• **Exercise brief**
Locate every line that holds the string "oder" and copy it.

• **Stored items**
====

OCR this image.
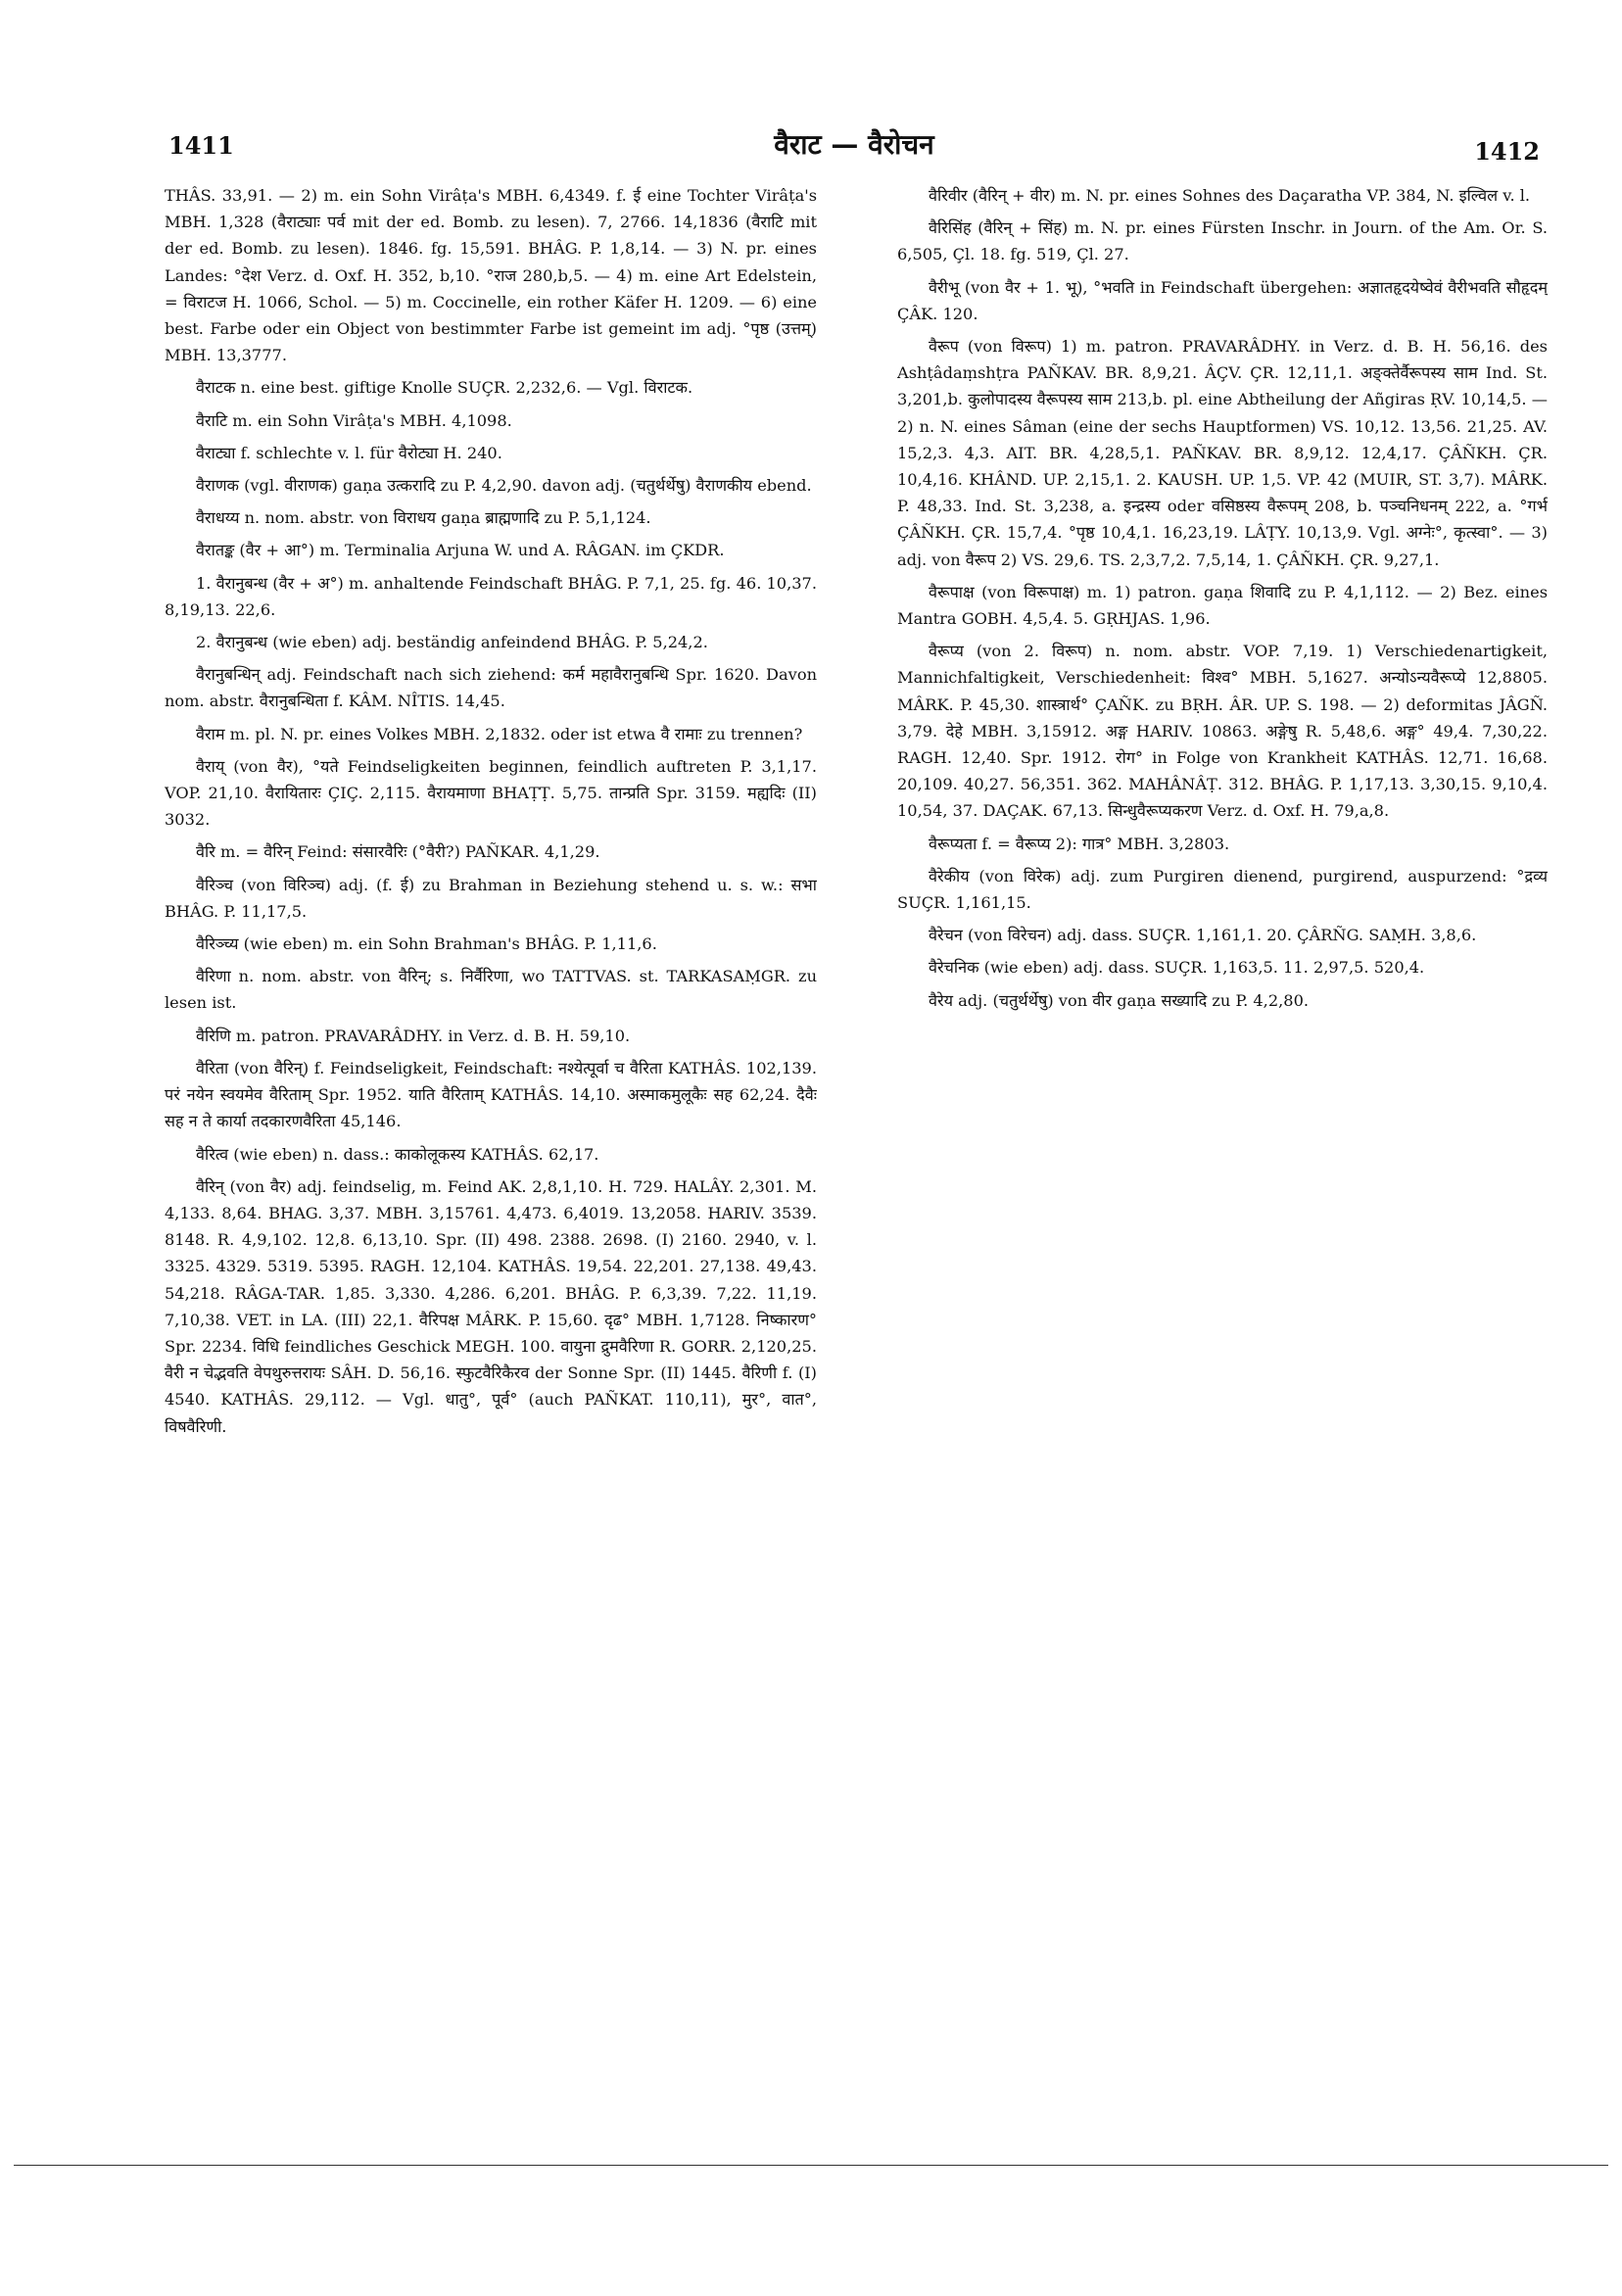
1411	वैराट — वैरोचन	1412

THÂS. 33,91. — 2) m. ein Sohn Virâṭa's MBH. 6,4349. f. ई eine Tochter Virâṭa's MBH. 1,328 (वैराट्याः पर्व mit der ed. Bomb. zu lesen). 7, 2766. 14,1836 (वैराटि mit der ed. Bomb. zu lesen). 1846. fg. 15,591. BHÂG. P. 1,8,14. — 3) N. pr. eines Landes: °देश Verz. d. Oxf. H. 352, b,10. °राज 280,b,5. — 4) m. eine Art Edelstein, = विराटज H. 1066, Schol. — 5) m. Coccinelle, ein rother Käfer H. 1209. — 6) eine best. Farbe oder ein Object von bestimmter Farbe ist gemeint im adj. °पृष्ठ (उत्तम्) MBH. 13,3777.

वैराटक n. eine best. giftige Knolle SUÇR. 2,232,6. — Vgl. विराटक.

वैराटि m. ein Sohn Virâṭa's MBH. 4,1098.

वैराट्या f. schlechte v. l. für वैरोट्या H. 240.

वैराणक (vgl. वीराणक) gaṇa उत्करादि zu P. 4,2,90. davon adj. (चतुर्थर्थेषु) वैराणकीय ebend.

वैराधय्य n. nom. abstr. von विराधय gaṇa ब्राह्मणादि zu P. 5,1,124.

वैरातङ्क (वैर + आ°) m. Terminalia Arjuna W. und A. RÂGAN. im ÇKDR.

1. वैरानुबन्ध (वैर + अ°) m. anhaltende Feindschaft BHÂG. P. 7,1, 25. fg. 46. 10,37. 8,19,13. 22,6.

2. वैरानुबन्ध (wie eben) adj. beständig anfeindend BHÂG. P. 5,24,2.

वैरानुबन्धिन् adj. Feindschaft nach sich ziehend: कर्म महावैरानुबन्धि Spr. 1620. Davon nom. abstr. वैरानुबन्धिता f. KÂM. NÎTIS. 14,45.

वैराम m. pl. N. pr. eines Volkes MBH. 2,1832. oder ist etwa वै रामाः zu trennen?

वैराय् (von वैर), °यते Feindseligkeiten beginnen, feindlich auftreten P. 3,1,17. VOP. 21,10. वैरायितारः ÇIÇ. 2,115. वैरायमाणा BHAṬṬ. 5,75. तान्प्रति Spr. 3159. मह्यदिः (II) 3032.

वैरि m. = वैरिन् Feind: संसारवैरिः (°वैरी?) PAÑKAR. 4,1,29.

वैरिञ्च (von विरिञ्च) adj. (f. ई) zu Brahman in Beziehung stehend u. s. w.: सभा BHÂG. P. 11,17,5.

वैरिञ्च्य (wie eben) m. ein Sohn Brahman's BHÂG. P. 1,11,6.

वैरिणा n. nom. abstr. von वैरिन्; s. निर्वैरिणा, wo TATTVAS. st. TARKASAṂGR. zu lesen ist.

वैरिणि m. patron. PRAVARÂDHY. in Verz. d. B. H. 59,10.

वैरिता (von वैरिन्) f. Feindseligkeit, Feindschaft: नश्येत्पूर्वा च वैरिता KATHÂS. 102,139. परं नयेन स्वयमेव वैरिताम् Spr. 1952. याति वैरिताम् KATHÂS. 14,10. अस्माकमुलूकैः सह 62,24. दैवैः सह न ते कार्या तदकारणवैरिता 45,146.

वैरित्व (wie eben) n. dass.: काकोलूकस्य KATHÂS. 62,17.

वैरिन् (von वैर) adj. feindselig, m. Feind AK. 2,8,1,10. H. 729. HALÂY. 2,301. M. 4,133. 8,64. BHAG. 3,37. MBH. 3,15761. 4,473. 6,4019. 13,2058. HARIV. 3539. 8148. R. 4,9,102. 12,8. 6,13,10. Spr. (II) 498. 2388. 2698. (I) 2160. 2940, v. l. 3325. 4329. 5319. 5395. RAGH. 12,104. KATHÂS. 19,54. 22,201. 27,138. 49,43. 54,218. RÂGA-TAR. 1,85. 3,330. 4,286. 6,201. BHÂG. P. 6,3,39. 7,22. 11,19. 7,10,38. VET. in LA. (III) 22,1. वैरिपक्ष MÂRK. P. 15,60. दृढ° MBH. 1,7128. निष्कारण° Spr. 2234. विधि feindliches Geschick MEGH. 100. वायुना द्रुमवैरिणा R. GORR. 2,120,25. वैरी न चेद्भवति वेपथुरुत्तरायः SÂH. D. 56,16. स्फुटवैरिकैरव der Sonne Spr. (II) 1445. वैरिणी f. (I) 4540. KATHÂS. 29,112. — Vgl. धातु°, पूर्व° (auch PAÑKAT. 110,11), मुर°, वात°, विषवैरिणी.

वैरिवीर (वैरिन् + वीर) m. N. pr. eines Sohnes des Daçaratha VP. 384, N. इल्विल v. l.

वैरिसिंह (वैरिन् + सिंह) m. N. pr. eines Fürsten Inschr. in Journ. of the Am. Or. S. 6,505, Çl. 18. fg. 519, Çl. 27.

वैरीभू (von वैर + 1. भू), °भवति in Feindschaft übergehen: अज्ञातहृदयेष्वेवं वैरीभवति सौहृदम् ÇÂK. 120.

वैरूप (von विरूप) 1) m. patron. PRAVARÂDHY. in Verz. d. B. H. 56,16. des Ashṭâdaṃshṭra PAÑKAV. BR. 8,9,21. ÂÇV. ÇR. 12,11,1. अङ्क्तेर्वैरूपस्य साम Ind. St. 3,201,b. कुलोपादस्य वैरूपस्य साम 213,b. pl. eine Abtheilung der Añgiras ṚV. 10,14,5. — 2) n. N. eines Sâman (eine der sechs Hauptformen) VS. 10,12. 13,56. 21,25. AV. 15,2,3. 4,3. AIT. BR. 4,28,5,1. PAÑKAV. BR. 8,9,12. 12,4,17. ÇÂÑKH. ÇR. 10,4,16. KHÂND. UP. 2,15,1. 2. KAUSH. UP. 1,5. VP. 42 (MUIR, ST. 3,7). MÂRK. P. 48,33. Ind. St. 3,238, a. इन्द्रस्य oder वसिष्ठस्य वैरूपम् 208, b. पञ्चनिधनम् 222, a. °गर्भ ÇÂÑKH. ÇR. 15,7,4. °पृष्ठ 10,4,1. 16,23,19. LÂṬY. 10,13,9. Vgl. अग्नेः°, कृत्स्वा°. — 3) adj. von वैरूप 2) VS. 29,6. TS. 2,3,7,2. 7,5,14, 1. ÇÂÑKH. ÇR. 9,27,1.

वैरूपाक्ष (von विरूपाक्ष) m. 1) patron. gaṇa शिवादि zu P. 4,1,112. — 2) Bez. eines Mantra GOBH. 4,5,4. 5. GṚHJAS. 1,96.

वैरूप्य (von 2. विरूप) n. nom. abstr. VOP. 7,19. 1) Verschiedenartigkeit, Mannichfaltigkeit, Verschiedenheit: विश्व° MBH. 5,1627. अन्योऽन्यवैरूप्ये 12,8805. MÂRK. P. 45,30. शास्त्रार्थ° ÇAÑK. zu BṚH. ÂR. UP. S. 198. — 2) deformitas JÂGÑ. 3,79. देहे MBH. 3,15912. अङ्ग HARIV. 10863. अङ्गेषु R. 5,48,6. अङ्ग° 49,4. 7,30,22. RAGH. 12,40. Spr. 1912. रोग° in Folge von Krankheit KATHÂS. 12,71. 16,68. 20,109. 40,27. 56,351. 362. MAHÂNÂṬ. 312. BHÂG. P. 1,17,13. 3,30,15. 9,10,4. 10,54, 37. DAÇAK. 67,13. सिन्धुवैरूप्यकरण Verz. d. Oxf. H. 79,a,8.

वैरूप्यता f. = वैरूप्य 2): गात्र° MBH. 3,2803.

वैरेकीय (von विरेक) adj. zum Purgiren dienend, purgirend, auspurzend: °द्रव्य SUÇR. 1,161,15.

वैरेचन (von विरेचन) adj. dass. SUÇR. 1,161,1. 20. ÇÂRÑG. SAṂH. 3,8,6.

वैरेचनिक (wie eben) adj. dass. SUÇR. 1,163,5. 11. 2,97,5. 520,4.

वैरेय adj. (चतुर्थर्थेषु) von वीर gaṇa सख्यादि zu P. 4,2,80.
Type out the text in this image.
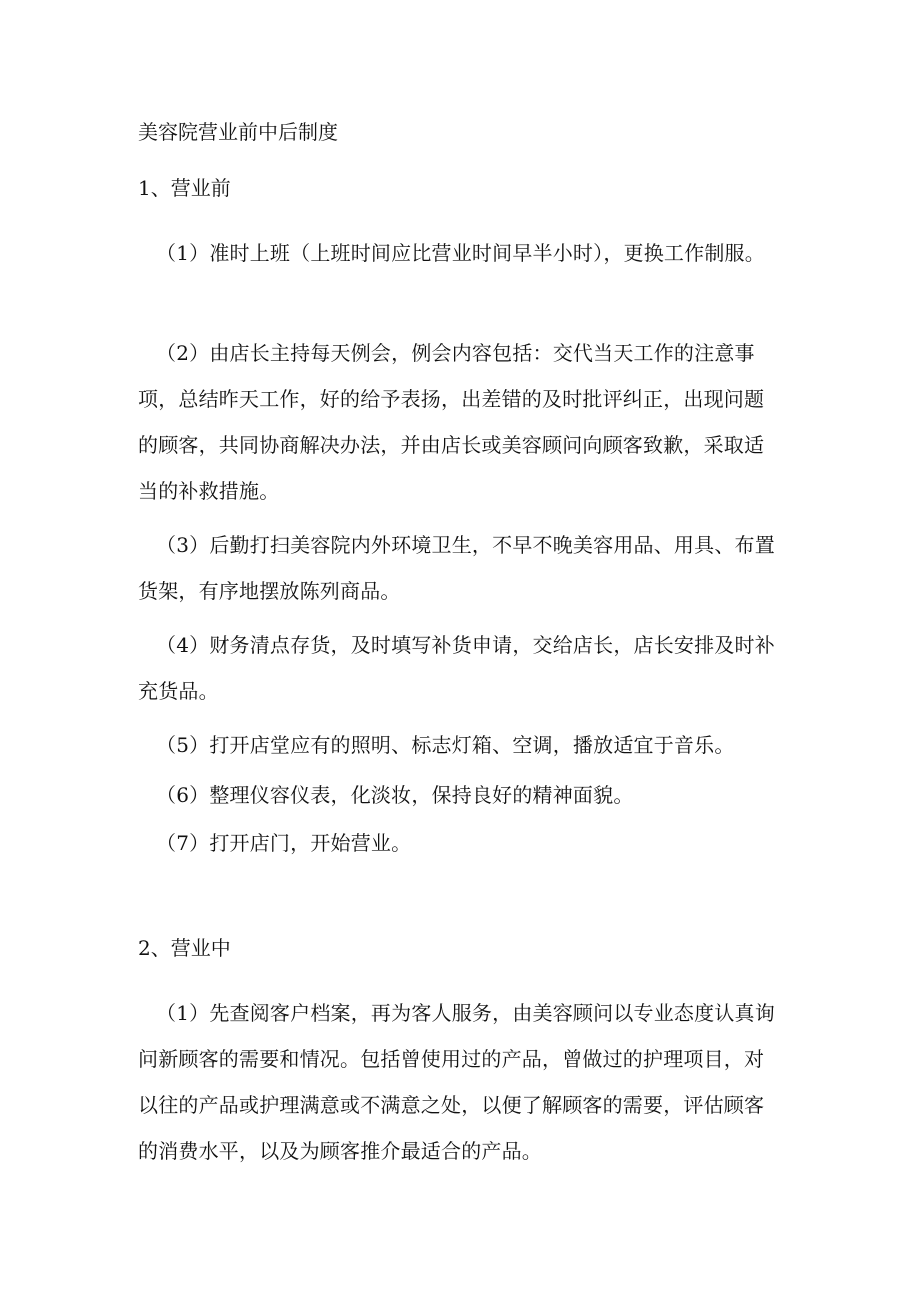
美容院营业前中后制度
1、营业前
（1）准时上班（上班时间应比营业时间早半小时），更换工作制服。
（2）由店长主持每天例会，例会内容包括：交代当天工作的注意事项，总结昨天工作，好的给予表扬，出差错的及时批评纠正，出现问题的顾客，共同协商解决办法，并由店长或美容顾问向顾客致歉，采取适当的补救措施。
（3）后勤打扫美容院内外环境卫生，不早不晚美容用品、用具、布置货架，有序地摆放陈列商品。
（4）财务清点存货，及时填写补货申请，交给店长，店长安排及时补充货品。
（5）打开店堂应有的照明、标志灯箱、空调，播放适宜于音乐。
（6）整理仪容仪表，化淡妆，保持良好的精神面貌。
（7）打开店门，开始营业。
2、营业中
（1）先查阅客户档案，再为客人服务，由美容顾问以专业态度认真询问新顾客的需要和情况。包括曾使用过的产品，曾做过的护理项目，对以往的产品或护理满意或不满意之处，以便了解顾客的需要，评估顾客的消费水平，以及为顾客推介最适合的产品。
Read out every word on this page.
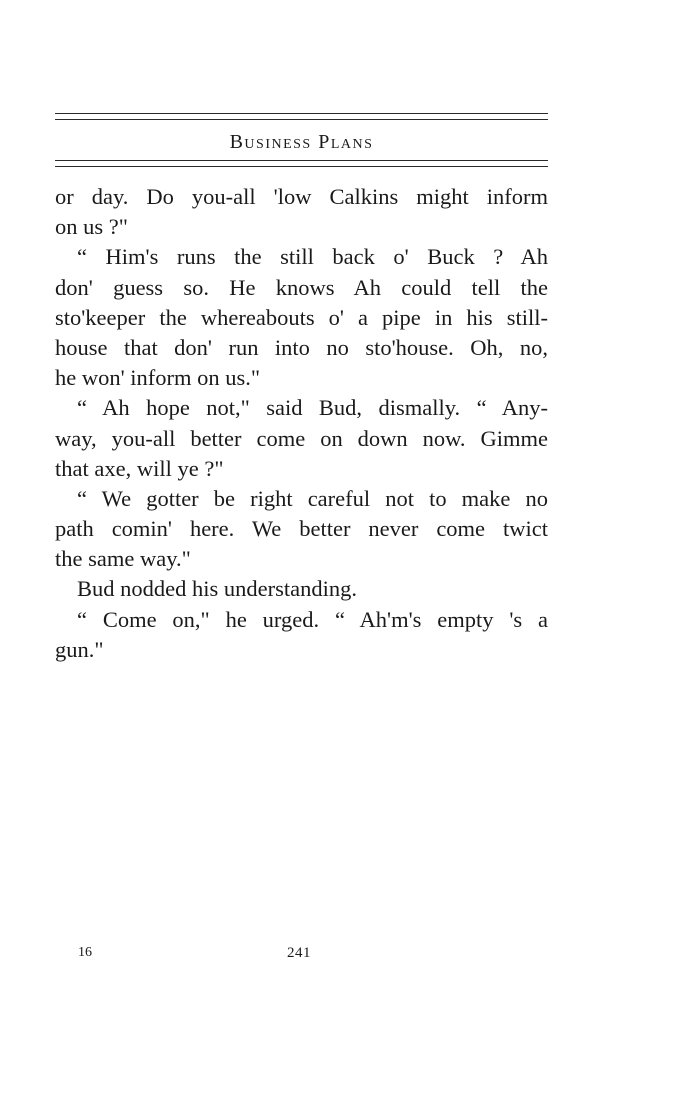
Business Plans
or day. Do you-all 'low Calkins might inform
on us ?"
“ Him's runs the still back o' Buck ? Ah
don' guess so. He knows Ah could tell the
sto'keeper the whereabouts o' a pipe in his still-
house that don' run into no sto'house. Oh, no,
he won' inform on us."
“ Ah hope not," said Bud, dismally. “ Any-
way, you-all better come on down now. Gimme
that axe, will ye ?"
“ We gotter be right careful not to make no
path comin' here. We better never come twict
the same way."
Bud nodded his understanding.
“ Come on," he urged. “ Ah'm's empty 's a
gun."
16	241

====

• **Response to the exercise**
THÂS. 33,91. — 2) m. ein Sohn Virâṭa's MBH. 6,4349. f. ई eine Tochter Virâṭa's MBH. 1,328 (वैराट्याः पर्व mit der ed. Bomb. zu lesen). 7, 2766. 14,1836 (वैराटि mit der ed. Bomb. zu lesen). 1846. fg. 15,591. BHÂG. P. 1,8,14. — 3) N. pr. eines Landes: °देश Verz. d. Oxf. H. 352, b,10. °राज 280,b,5. — 4) m. eine Art Edelstein, = विराटज H. 1066, Schol. — 5) m. Coccinelle, ein rother Käfer H. 1209. — 6) eine best. Farbe oder ein Object von bestimmter Farbe ist gemeint im adj. °पृष्ठ (उत्तम्) MBH. 13,3777.
वैराम m. pl. N. pr. eines Volkes MBH. 2,1832. oder ist etwa वै रामाः zu trennen?
वैरूप (von विरूप) 1) m. patron. PRAVARÂDHY. in Verz. d. B. H. 56,16. des Ashṭâdaṃshṭra PAÑKAV. BR. 8,9,21. ÂÇV. ÇR. 12,11,1. अङ्क्तेर्वैरूपस्य साम Ind. St. 3,201,b. कुलोपादस्य वैरूपस्य साम 213,b. pl. eine Abtheilung der Añgiras ṚV. 10,14,5. — 2) n. N. eines Sâman (eine der sechs Hauptformen) VS. 10,12. 13,56. 21,25. AV. 15,2,3. 4,3. AIT. BR. 4,28,5,1. PAÑKAV. BR. 8,9,12. 12,4,17. ÇÂÑKH. ÇR. 10,4,16. KHÂND. UP. 2,15,1. 2. KAUSH. UP. 1,5. VP. 42 (MUIR, ST. 3,7). MÂRK. P. 48,33. Ind. St. 3,238, a. इन्द्रस्य oder वसिष्ठस्य वैरूपम् 208, b. पञ्चनिधनम् 222, a. °गर्भ ÇÂÑKH. ÇR. 15,7,4. °पृष्ठ 10,4,1. 16,23,19. LÂṬY. 10,13,9. Vgl. अग्नेः°, कृत्स्वा°. — 3) adj. von वैरूप 2) VS. 29,6. TS. 2,3,7,2. 7,5,14, 1. ÇÂÑKH. ÇR. 9,27,1.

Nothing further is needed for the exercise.